[Records about charts and figures]
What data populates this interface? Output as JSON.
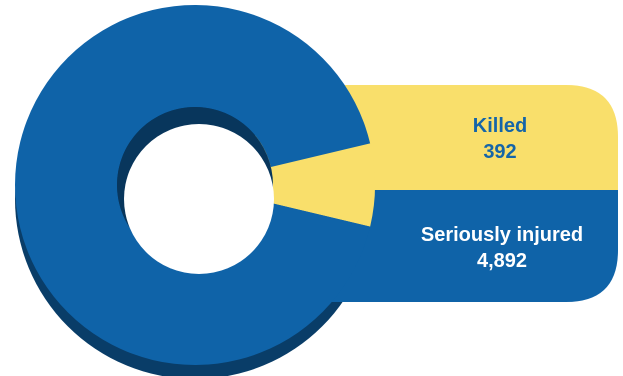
{
  "chart_data": {
    "type": "pie",
    "style": "donut-3d",
    "slices": [
      {
        "label": "Killed",
        "value": 392,
        "value_text": "392",
        "color": "#f9df6b",
        "label_color": "#1565a8"
      },
      {
        "label": "Seriously injured",
        "value": 4892,
        "value_text": "4,892",
        "color": "#0f63a8",
        "label_color": "#ffffff"
      }
    ],
    "title": "",
    "legend": "callout-right"
  }
}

YOUR OBJECTIVE -> Write out every record above exactly as it stands, but leave out the pictures.

SOLUTION ->
What data populates this interface? Output as JSON.
{
  "chart_data": {
    "type": "pie",
    "style": "donut-3d",
    "slices": [
      {
        "label": "Killed",
        "value": 392,
        "value_text": "392",
        "color": "#f9df6b",
        "label_color": "#1565a8"
      },
      {
        "label": "Seriously injured",
        "value": 4892,
        "value_text": "4,892",
        "color": "#0f63a8",
        "label_color": "#ffffff"
      }
    ],
    "title": "",
    "legend": "callout-right"
  }
}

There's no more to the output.